▸ Written instruction: Your task is to transcribe all of the records exactly and leave out the pictures.

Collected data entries
=====

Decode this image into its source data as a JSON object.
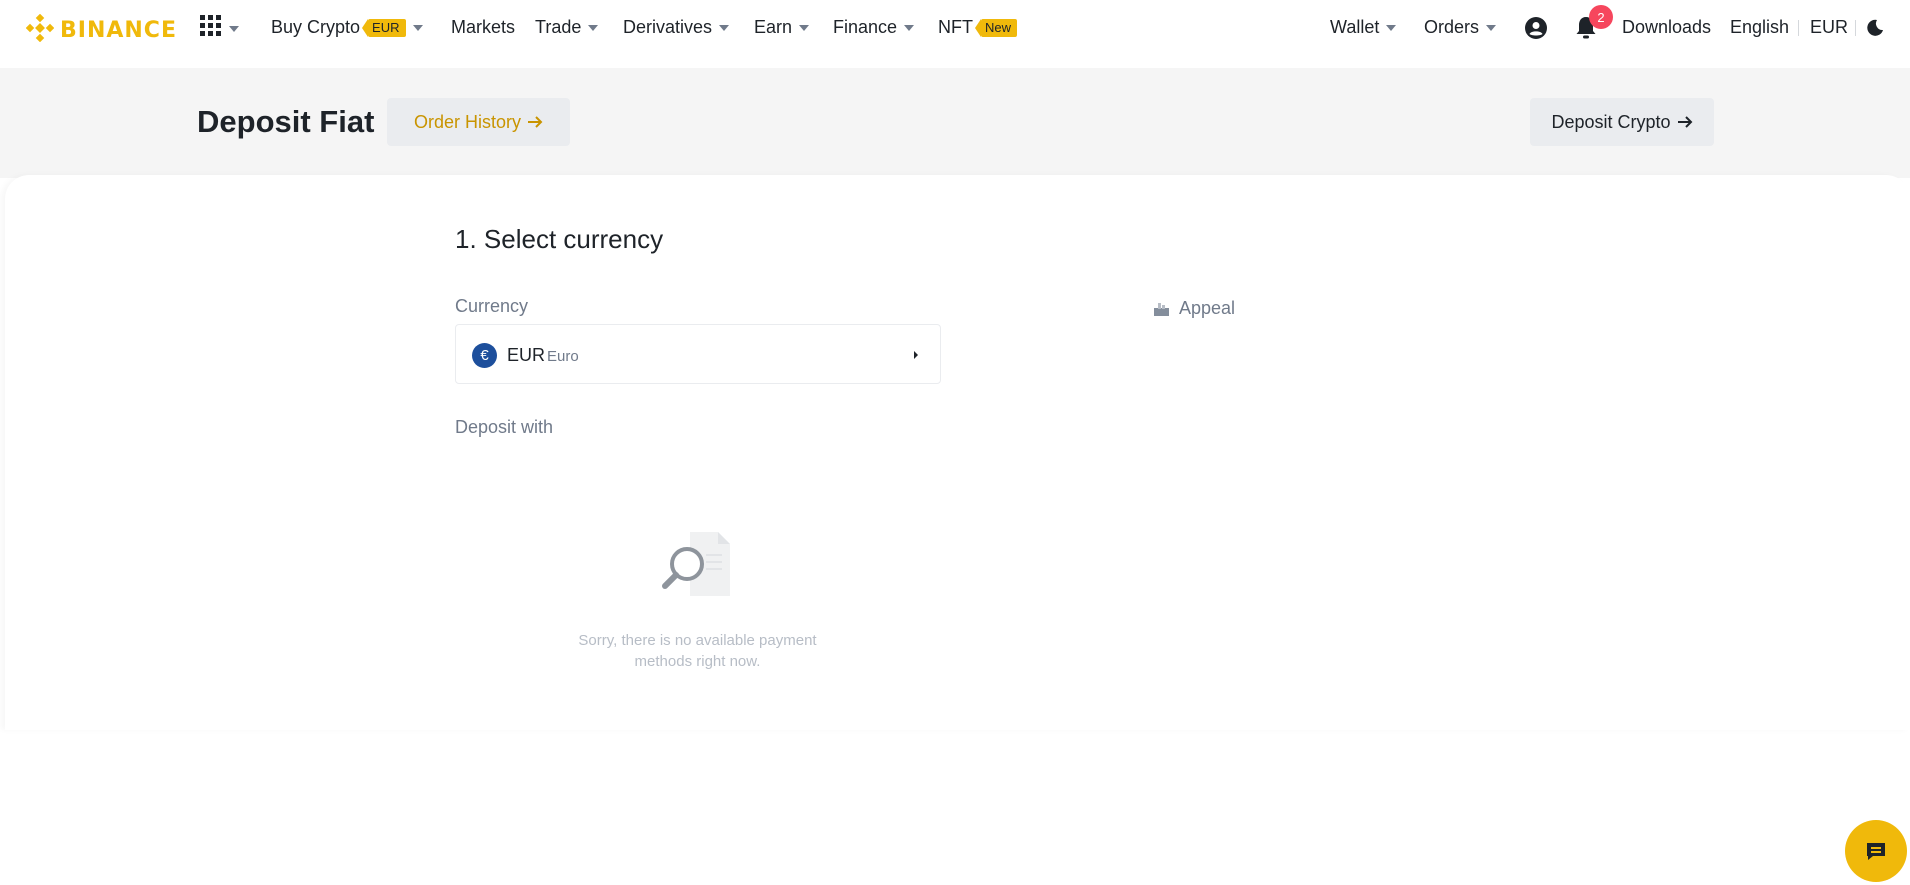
{
  "brand": {
    "name": "BINANCE",
    "color": "#F0B90B"
  },
  "nav": {
    "buy_crypto": "Buy Crypto",
    "buy_crypto_tag": "EUR",
    "markets": "Markets",
    "trade": "Trade",
    "derivatives": "Derivatives",
    "earn": "Earn",
    "finance": "Finance",
    "nft": "NFT",
    "nft_tag": "New",
    "wallet": "Wallet",
    "orders": "Orders",
    "notifications_count": "2",
    "downloads": "Downloads",
    "language": "English",
    "currency": "EUR"
  },
  "header": {
    "title": "Deposit Fiat",
    "order_history": "Order History",
    "deposit_crypto": "Deposit Crypto"
  },
  "form": {
    "step_title": "1. Select currency",
    "currency_label": "Currency",
    "selected_currency": {
      "code": "EUR",
      "name": "Euro",
      "symbol": "€"
    },
    "deposit_with_label": "Deposit with",
    "appeal": "Appeal",
    "empty_message": "Sorry, there is no available payment methods right now."
  },
  "icons": [
    "binance-logo-icon",
    "apps-grid-icon",
    "user-icon",
    "bell-icon",
    "moon-icon",
    "arrow-right-icon",
    "appeal-icon",
    "no-results-icon",
    "chat-icon"
  ],
  "colors": {
    "accent": "#F0B90B",
    "order_history_text": "#C99400",
    "badge": "#F6465D"
  }
}
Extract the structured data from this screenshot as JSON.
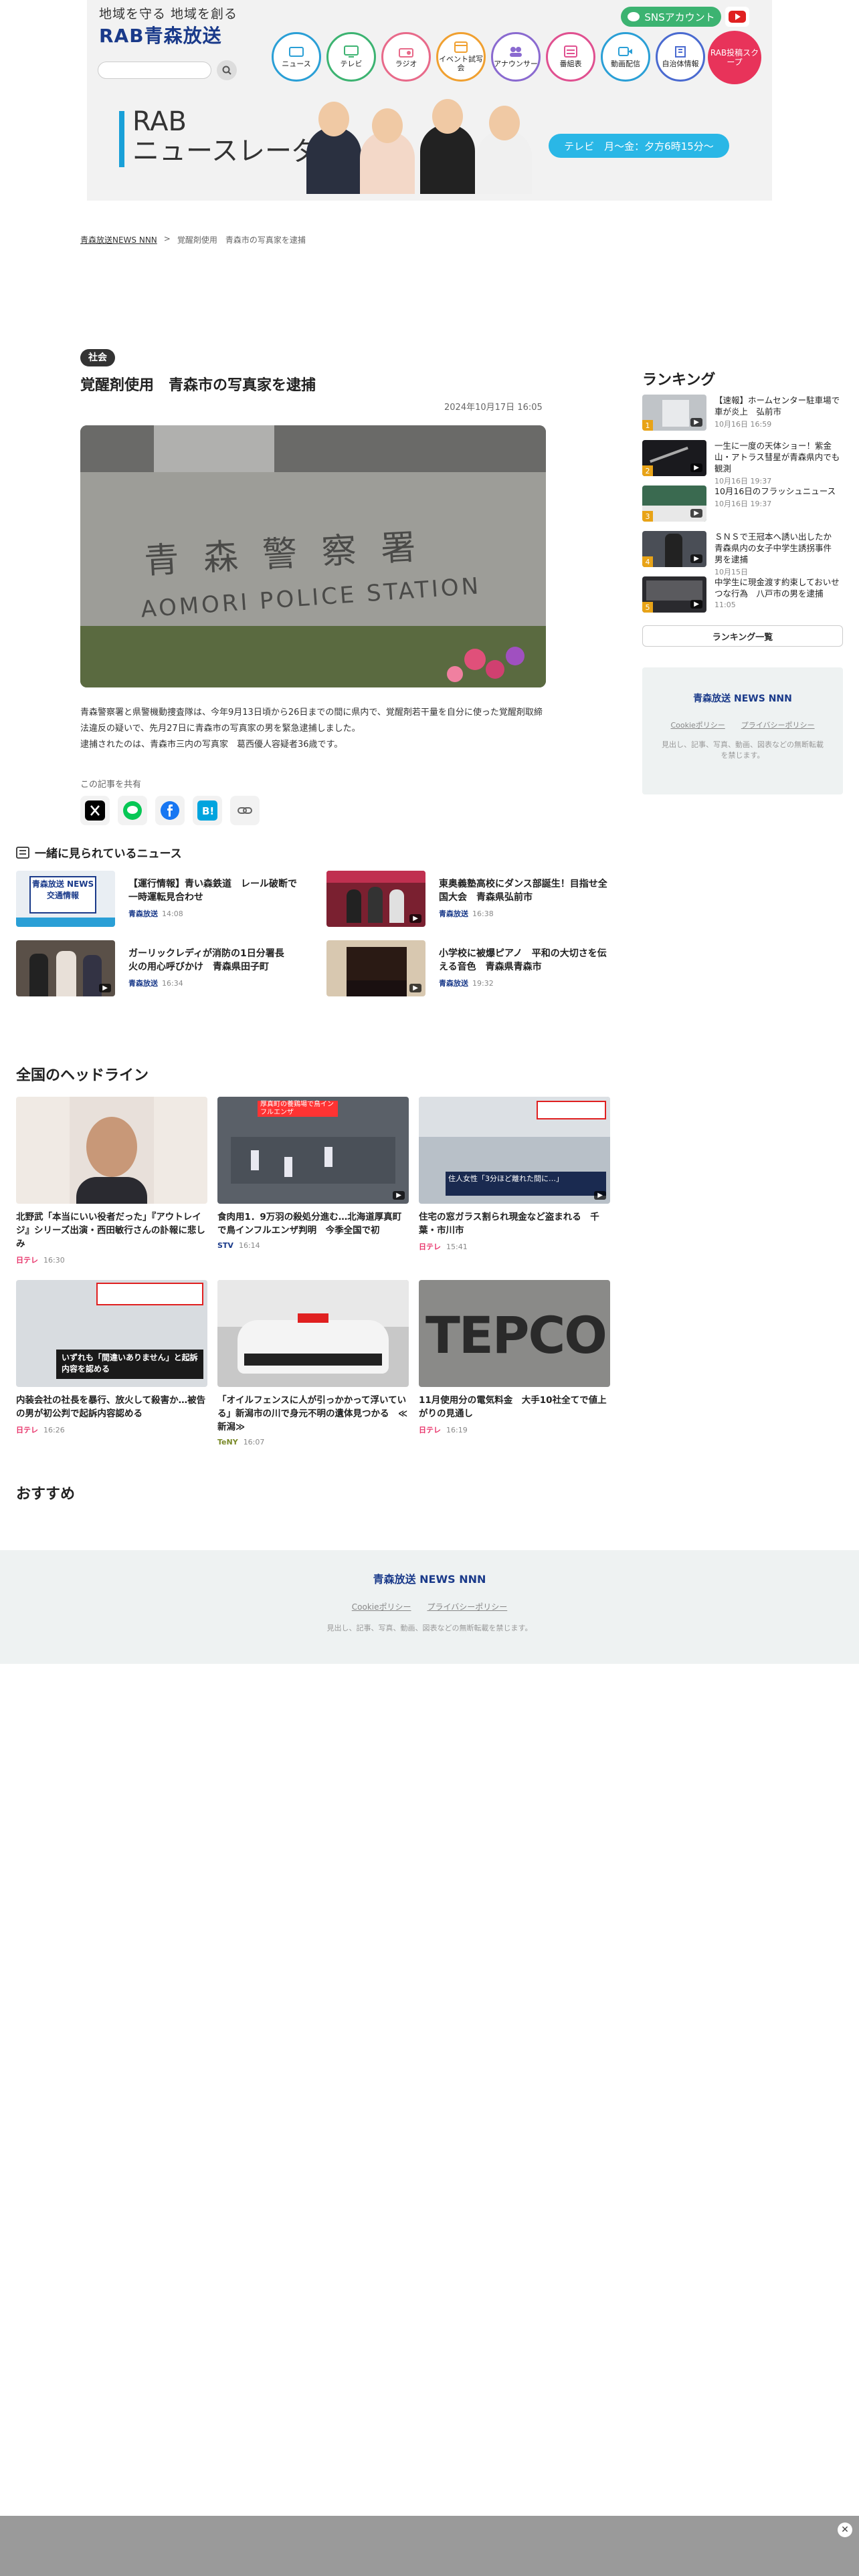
{
  "header": {
    "tagline": "地域を守る 地域を創る",
    "logo": "RAB青森放送",
    "nav": [
      {
        "label": "ニュース",
        "icon": "tv-icon",
        "color": "#2a9fd6"
      },
      {
        "label": "テレビ",
        "icon": "monitor-icon",
        "color": "#3cb371"
      },
      {
        "label": "ラジオ",
        "icon": "radio-icon",
        "color": "#e86a8a"
      },
      {
        "label": "イベント試写会",
        "icon": "calendar-icon",
        "color": "#f0a030"
      },
      {
        "label": "アナウンサー",
        "icon": "people-icon",
        "color": "#8a6ad0"
      },
      {
        "label": "番組表",
        "icon": "list-icon",
        "color": "#e05090"
      },
      {
        "label": "動画配信",
        "icon": "video-icon",
        "color": "#2a9fd6"
      },
      {
        "label": "自治体情報",
        "icon": "building-icon",
        "color": "#4a6ad0"
      }
    ],
    "sns_label": "SNSアカウント",
    "scoop_label": "RAB投稿スクープ",
    "banner_title_1": "RAB",
    "banner_title_2": "ニュースレーダー",
    "banner_tv": "テレビ　月〜金：夕方6時15分〜"
  },
  "breadcrumb": {
    "home": "青森放送NEWS NNN",
    "sep": ">",
    "item1": "覚醒剤使用",
    "item2": "青森市の写真家を逮捕"
  },
  "article": {
    "tag": "社会",
    "title": "覚醒剤使用　青森市の写真家を逮捕",
    "date": "2024年10月17日 16:05",
    "photo_sign": "青 森 警 察 署",
    "photo_sign_en": "AOMORI POLICE STATION",
    "body_1": "青森警察署と県警機動捜査隊は、今年9月13日頃から26日までの間に県内で、覚醒剤若干量を自分に使った覚醒剤取締法違反の疑いで、先月27日に青森市の写真家の男を緊急逮捕しました。",
    "body_2": "逮捕されたのは、青森市三内の写真家　葛西優人容疑者36歳です。",
    "share_label": "この記事を共有"
  },
  "together": {
    "heading": "一緒に見られているニュース",
    "items": [
      {
        "title": "【運行情報】青い森鉄道　レール破断で一時運転見合わせ",
        "source": "青森放送",
        "time": "14:08",
        "thumb_text": "青森放送 NEWS 交通情報"
      },
      {
        "title": "東奥義塾高校にダンス部誕生！目指せ全国大会　青森県弘前市",
        "source": "青森放送",
        "time": "16:38",
        "thumb_text": ""
      },
      {
        "title": "ガーリックレディが消防の1日分署長　火の用心呼びかけ　青森県田子町",
        "source": "青森放送",
        "time": "16:34",
        "thumb_text": ""
      },
      {
        "title": "小学校に被爆ピアノ　平和の大切さを伝える音色　青森県青森市",
        "source": "青森放送",
        "time": "19:32",
        "thumb_text": ""
      }
    ]
  },
  "national": {
    "heading": "全国のヘッドライン",
    "items": [
      {
        "title": "北野武「本当にいい役者だった」『アウトレイジ』シリーズ出演・西田敏行さんの訃報に悲しみ",
        "source": "日テレ",
        "time": "16:30",
        "thumb_text": ""
      },
      {
        "title": "食肉用1．9万羽の殺処分進む…北海道厚真町で鳥インフルエンザ判明　今季全国で初",
        "source": "STV",
        "time": "16:14",
        "thumb_text": "厚真町の養鶏場で鳥インフルエンザ"
      },
      {
        "title": "住宅の窓ガラス割られ現金など盗まれる　千葉・市川市",
        "source": "日テレ",
        "time": "15:41",
        "thumb_text": "住人女性「3分ほど離れた間に…」"
      },
      {
        "title": "内装会社の社長を暴行、放火して殺害か…被告の男が初公判で起訴内容認める",
        "source": "日テレ",
        "time": "16:26",
        "thumb_text": "いずれも「間違いありません」と起訴内容を認める"
      },
      {
        "title": "「オイルフェンスに人が引っかかって浮いている」新潟市の川で身元不明の遺体見つかる　≪新潟≫",
        "source": "TeNY",
        "time": "16:07",
        "thumb_text": ""
      },
      {
        "title": "11月使用分の電気料金　大手10社全てで値上がりの見通し",
        "source": "日テレ",
        "time": "16:19",
        "thumb_text": "TEPCO"
      }
    ]
  },
  "osusume": "おすすめ",
  "ranking": {
    "heading": "ランキング",
    "items": [
      {
        "num": "1",
        "title": "【速報】ホームセンター駐車場で車が炎上　弘前市",
        "date": "10月16日 16:59"
      },
      {
        "num": "2",
        "title": "一生に一度の天体ショー！紫金山・アトラス彗星が青森県内でも観測",
        "date": "10月16日 19:37"
      },
      {
        "num": "3",
        "title": "10月16日のフラッシュニュース",
        "date": "10月16日 19:37"
      },
      {
        "num": "4",
        "title": "ＳＮＳで王冠本へ誘い出したか　青森県内の女子中学生誘拐事件　男を逮捕",
        "date": "10月15日"
      },
      {
        "num": "5",
        "title": "中学生に現金渡す約束しておいせつな行為　八戸市の男を逮捕",
        "date": "11:05"
      }
    ],
    "more_button": "ランキング一覧"
  },
  "sidebox": {
    "logo": "青森放送 NEWS NNN",
    "cookie": "Cookieポリシー",
    "privacy": "プライバシーポリシー",
    "copyright": "見出し、記事、写真、動画、図表などの無断転載を禁じます。"
  },
  "footer": {
    "logo": "青森放送 NEWS NNN",
    "cookie": "Cookieポリシー",
    "privacy": "プライバシーポリシー",
    "copyright": "見出し、記事、写真、動画、図表などの無断転載を禁じます。"
  }
}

=====

▸ Written solution:
Decode this image into its source data as a JSON object.
{
  "brand": {
    "name": "BINANCE",
    "color": "#F0B90B"
  },
  "nav": {
    "buy_crypto": "Buy Crypto",
    "buy_crypto_tag": "EUR",
    "markets": "Markets",
    "trade": "Trade",
    "derivatives": "Derivatives",
    "earn": "Earn",
    "finance": "Finance",
    "nft": "NFT",
    "nft_tag": "New",
    "wallet": "Wallet",
    "orders": "Orders",
    "notifications_count": "2",
    "downloads": "Downloads",
    "language": "English",
    "currency": "EUR"
  },
  "header": {
    "title": "Deposit Fiat",
    "order_history": "Order History",
    "deposit_crypto": "Deposit Crypto"
  },
  "form": {
    "step_title": "1. Select currency",
    "currency_label": "Currency",
    "selected_currency": {
      "code": "EUR",
      "name": "Euro",
      "symbol": "€"
    },
    "deposit_with_label": "Deposit with",
    "appeal": "Appeal",
    "empty_message": "Sorry, there is no available payment methods right now."
  },
  "icons": [
    "binance-logo-icon",
    "apps-grid-icon",
    "user-icon",
    "bell-icon",
    "moon-icon",
    "arrow-right-icon",
    "appeal-icon",
    "no-results-icon",
    "chat-icon"
  ],
  "colors": {
    "accent": "#F0B90B",
    "order_history_text": "#C99400",
    "badge": "#F6465D"
  }
}
Extract the structured data from this screenshot as JSON.
{
  "header": {
    "tagline": "地域を守る 地域を創る",
    "logo": "RAB青森放送",
    "nav": [
      {
        "label": "ニュース",
        "icon": "tv-icon",
        "color": "#2a9fd6"
      },
      {
        "label": "テレビ",
        "icon": "monitor-icon",
        "color": "#3cb371"
      },
      {
        "label": "ラジオ",
        "icon": "radio-icon",
        "color": "#e86a8a"
      },
      {
        "label": "イベント試写会",
        "icon": "calendar-icon",
        "color": "#f0a030"
      },
      {
        "label": "アナウンサー",
        "icon": "people-icon",
        "color": "#8a6ad0"
      },
      {
        "label": "番組表",
        "icon": "list-icon",
        "color": "#e05090"
      },
      {
        "label": "動画配信",
        "icon": "video-icon",
        "color": "#2a9fd6"
      },
      {
        "label": "自治体情報",
        "icon": "building-icon",
        "color": "#4a6ad0"
      }
    ],
    "sns_label": "SNSアカウント",
    "scoop_label": "RAB投稿スクープ",
    "banner_title_1": "RAB",
    "banner_title_2": "ニュースレーダー",
    "banner_tv": "テレビ　月〜金：夕方6時15分〜"
  },
  "breadcrumb": {
    "home": "青森放送NEWS NNN",
    "sep": ">",
    "item1": "覚醒剤使用",
    "item2": "青森市の写真家を逮捕"
  },
  "article": {
    "tag": "社会",
    "title": "覚醒剤使用　青森市の写真家を逮捕",
    "date": "2024年10月17日 16:05",
    "photo_sign": "青 森 警 察 署",
    "photo_sign_en": "AOMORI POLICE STATION",
    "body_1": "青森警察署と県警機動捜査隊は、今年9月13日頃から26日までの間に県内で、覚醒剤若干量を自分に使った覚醒剤取締法違反の疑いで、先月27日に青森市の写真家の男を緊急逮捕しました。",
    "body_2": "逮捕されたのは、青森市三内の写真家　葛西優人容疑者36歳です。",
    "share_label": "この記事を共有"
  },
  "together": {
    "heading": "一緒に見られているニュース",
    "items": [
      {
        "title": "【運行情報】青い森鉄道　レール破断で一時運転見合わせ",
        "source": "青森放送",
        "time": "14:08",
        "thumb_text": "青森放送 NEWS 交通情報"
      },
      {
        "title": "東奥義塾高校にダンス部誕生！目指せ全国大会　青森県弘前市",
        "source": "青森放送",
        "time": "16:38",
        "thumb_text": ""
      },
      {
        "title": "ガーリックレディが消防の1日分署長　火の用心呼びかけ　青森県田子町",
        "source": "青森放送",
        "time": "16:34",
        "thumb_text": ""
      },
      {
        "title": "小学校に被爆ピアノ　平和の大切さを伝える音色　青森県青森市",
        "source": "青森放送",
        "time": "19:32",
        "thumb_text": ""
      }
    ]
  },
  "national": {
    "heading": "全国のヘッドライン",
    "items": [
      {
        "title": "北野武「本当にいい役者だった」『アウトレイジ』シリーズ出演・西田敏行さんの訃報に悲しみ",
        "source": "日テレ",
        "time": "16:30",
        "thumb_text": ""
      },
      {
        "title": "食肉用1．9万羽の殺処分進む…北海道厚真町で鳥インフルエンザ判明　今季全国で初",
        "source": "STV",
        "time": "16:14",
        "thumb_text": "厚真町の養鶏場で鳥インフルエンザ"
      },
      {
        "title": "住宅の窓ガラス割られ現金など盗まれる　千葉・市川市",
        "source": "日テレ",
        "time": "15:41",
        "thumb_text": "住人女性「3分ほど離れた間に…」"
      },
      {
        "title": "内装会社の社長を暴行、放火して殺害か…被告の男が初公判で起訴内容認める",
        "source": "日テレ",
        "time": "16:26",
        "thumb_text": "いずれも「間違いありません」と起訴内容を認める"
      },
      {
        "title": "「オイルフェンスに人が引っかかって浮いている」新潟市の川で身元不明の遺体見つかる　≪新潟≫",
        "source": "TeNY",
        "time": "16:07",
        "thumb_text": ""
      },
      {
        "title": "11月使用分の電気料金　大手10社全てで値上がりの見通し",
        "source": "日テレ",
        "time": "16:19",
        "thumb_text": "TEPCO"
      }
    ]
  },
  "osusume": "おすすめ",
  "ranking": {
    "heading": "ランキング",
    "items": [
      {
        "num": "1",
        "title": "【速報】ホームセンター駐車場で車が炎上　弘前市",
        "date": "10月16日 16:59"
      },
      {
        "num": "2",
        "title": "一生に一度の天体ショー！紫金山・アトラス彗星が青森県内でも観測",
        "date": "10月16日 19:37"
      },
      {
        "num": "3",
        "title": "10月16日のフラッシュニュース",
        "date": "10月16日 19:37"
      },
      {
        "num": "4",
        "title": "ＳＮＳで王冠本へ誘い出したか　青森県内の女子中学生誘拐事件　男を逮捕",
        "date": "10月15日"
      },
      {
        "num": "5",
        "title": "中学生に現金渡す約束しておいせつな行為　八戸市の男を逮捕",
        "date": "11:05"
      }
    ],
    "more_button": "ランキング一覧"
  },
  "sidebox": {
    "logo": "青森放送 NEWS NNN",
    "cookie": "Cookieポリシー",
    "privacy": "プライバシーポリシー",
    "copyright": "見出し、記事、写真、動画、図表などの無断転載を禁じます。"
  },
  "footer": {
    "logo": "青森放送 NEWS NNN",
    "cookie": "Cookieポリシー",
    "privacy": "プライバシーポリシー",
    "copyright": "見出し、記事、写真、動画、図表などの無断転載を禁じます。"
  }
}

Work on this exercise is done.